- Problem description:
Copy out every line exactly, passing over the pictures.

- Extracted entries:
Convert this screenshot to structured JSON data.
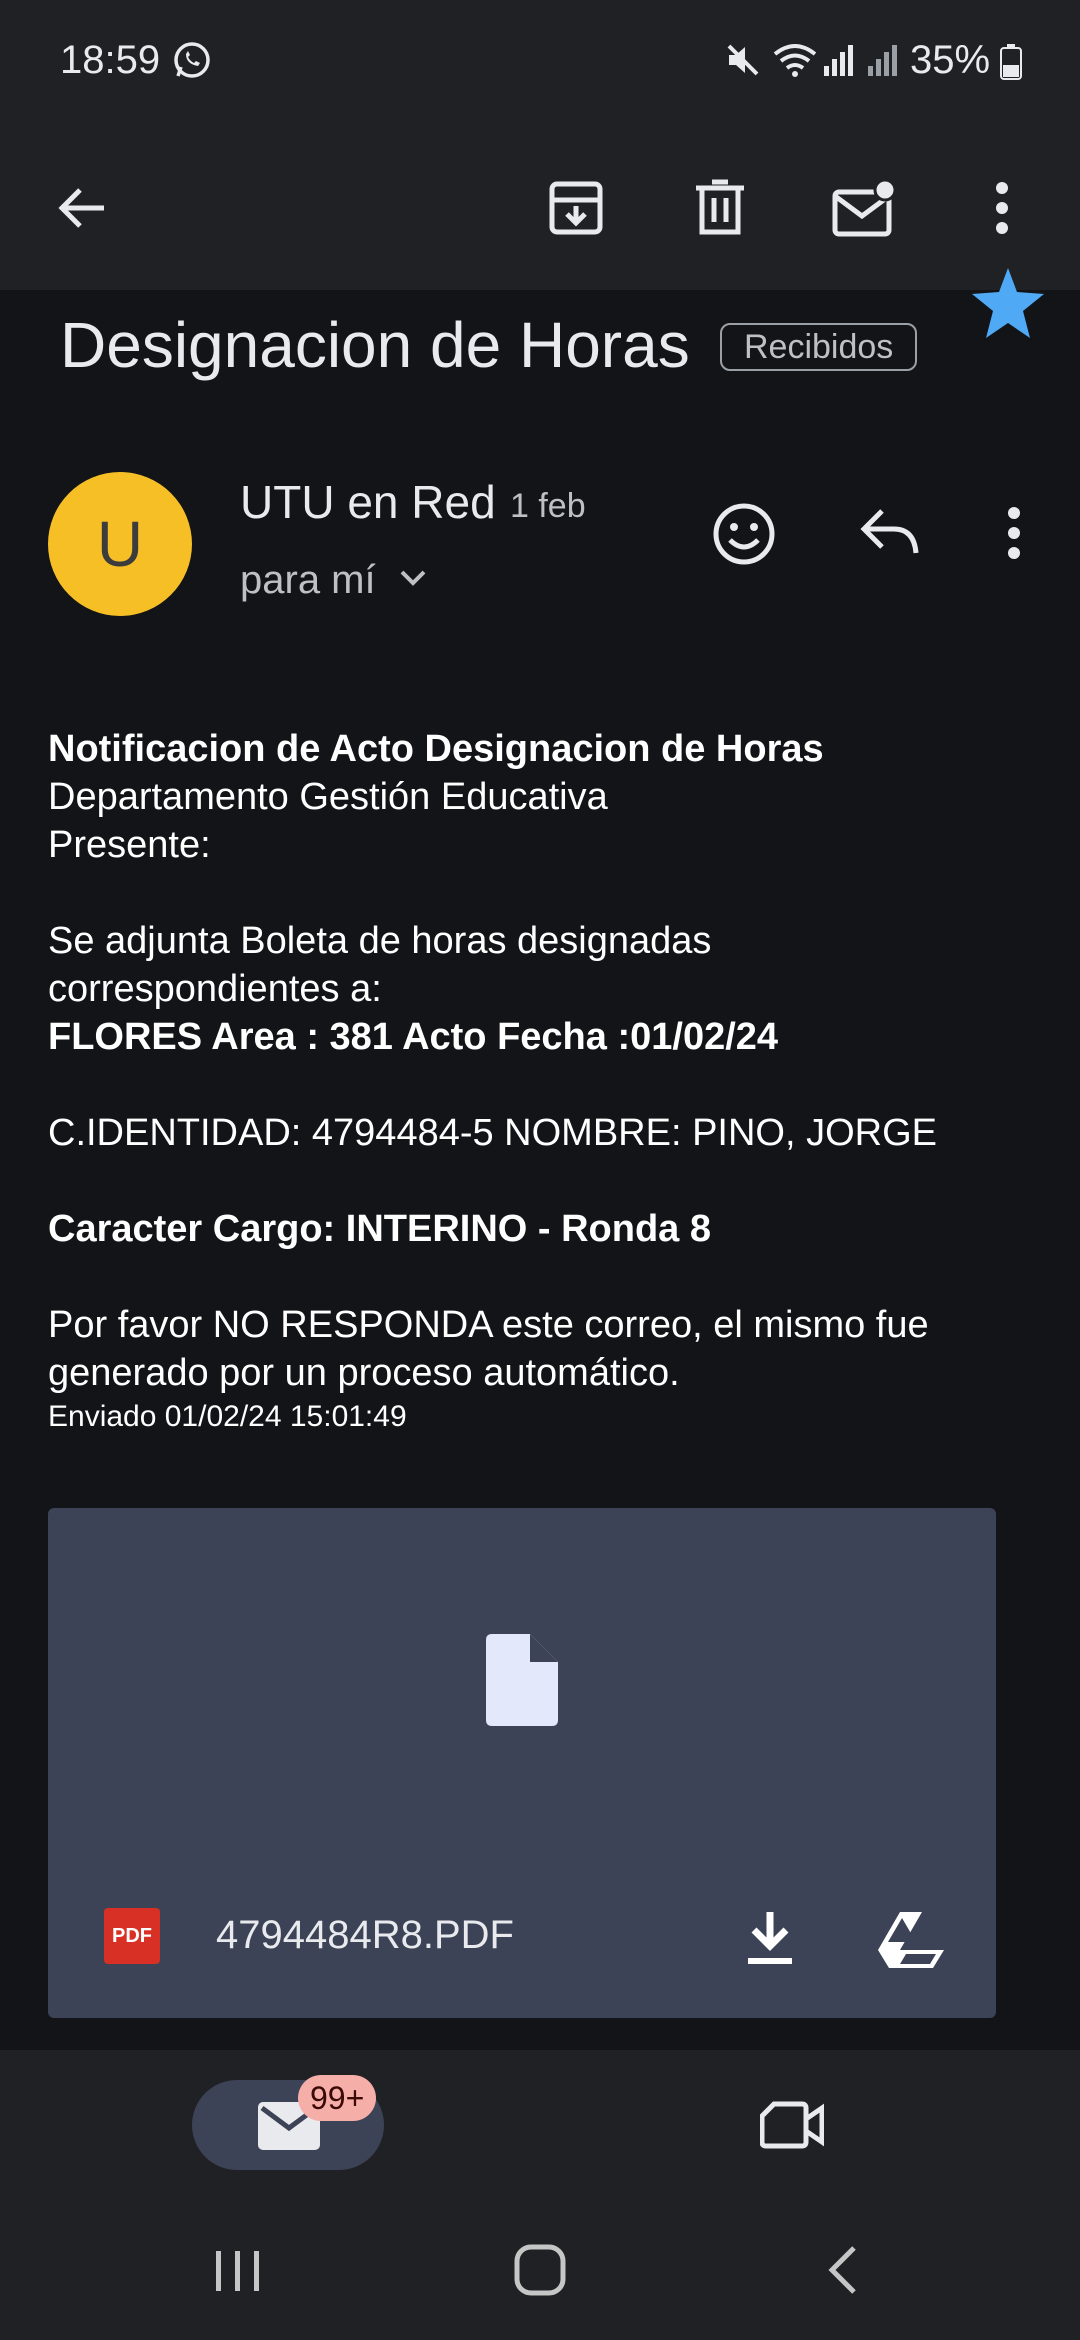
{
  "status_bar": {
    "time": "18:59",
    "battery": "35%",
    "icons": [
      "whatsapp-icon",
      "mute-icon",
      "wifi-icon",
      "signal-icon",
      "signal-icon",
      "battery-icon"
    ]
  },
  "toolbar": {
    "icons": [
      "back-arrow-icon",
      "archive-icon",
      "delete-icon",
      "mark-unread-icon",
      "more-vert-icon"
    ]
  },
  "email": {
    "subject": "Designacion de Horas",
    "label": "Recibidos",
    "starred": true,
    "sender": {
      "avatar_letter": "U",
      "name": "UTU en Red",
      "date": "1 feb",
      "recipient": "para mí"
    },
    "body": {
      "heading": "Notificacion de Acto Designacion de Horas",
      "department": "Departamento Gestión Educativa",
      "presente": "Presente:",
      "intro_1": "Se adjunta Boleta de horas designadas",
      "intro_2": "correspondientes a:",
      "area_line": "FLORES Area : 381 Acto Fecha :01/02/24",
      "id_line": "C.IDENTIDAD: 4794484-5 NOMBRE: PINO, JORGE",
      "cargo_line": "Caracter Cargo: INTERINO - Ronda 8",
      "notice_1": "Por favor NO RESPONDA este correo, el mismo fue",
      "notice_2": "generado por un proceso automático.",
      "sent": "Enviado 01/02/24 15:01:49"
    },
    "attachment": {
      "type_label": "PDF",
      "filename": "4794484R8.PDF"
    }
  },
  "bottom_nav": {
    "mail_badge": "99+"
  },
  "colors": {
    "background": "#131417",
    "bar": "#202124",
    "avatar": "#f6bf26",
    "star": "#4fa9f5",
    "attachment_bg": "#3c4356",
    "pdf_red": "#d93025",
    "badge": "#f6aea9"
  }
}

- Response to the exercise:
Convert this screenshot to structured JSON data.
{
  "status_bar": {
    "time": "18:59",
    "battery": "35%",
    "icons": [
      "whatsapp-icon",
      "mute-icon",
      "wifi-icon",
      "signal-icon",
      "signal-icon",
      "battery-icon"
    ]
  },
  "toolbar": {
    "icons": [
      "back-arrow-icon",
      "archive-icon",
      "delete-icon",
      "mark-unread-icon",
      "more-vert-icon"
    ]
  },
  "email": {
    "subject": "Designacion de Horas",
    "label": "Recibidos",
    "starred": true,
    "sender": {
      "avatar_letter": "U",
      "name": "UTU en Red",
      "date": "1 feb",
      "recipient": "para mí"
    },
    "body": {
      "heading": "Notificacion de Acto Designacion de Horas",
      "department": "Departamento Gestión Educativa",
      "presente": "Presente:",
      "intro_1": "Se adjunta Boleta de horas designadas",
      "intro_2": "correspondientes a:",
      "area_line": "FLORES Area : 381 Acto Fecha :01/02/24",
      "id_line": "C.IDENTIDAD: 4794484-5 NOMBRE: PINO, JORGE",
      "cargo_line": "Caracter Cargo: INTERINO - Ronda 8",
      "notice_1": "Por favor NO RESPONDA este correo, el mismo fue",
      "notice_2": "generado por un proceso automático.",
      "sent": "Enviado 01/02/24 15:01:49"
    },
    "attachment": {
      "type_label": "PDF",
      "filename": "4794484R8.PDF"
    }
  },
  "bottom_nav": {
    "mail_badge": "99+"
  },
  "colors": {
    "background": "#131417",
    "bar": "#202124",
    "avatar": "#f6bf26",
    "star": "#4fa9f5",
    "attachment_bg": "#3c4356",
    "pdf_red": "#d93025",
    "badge": "#f6aea9"
  }
}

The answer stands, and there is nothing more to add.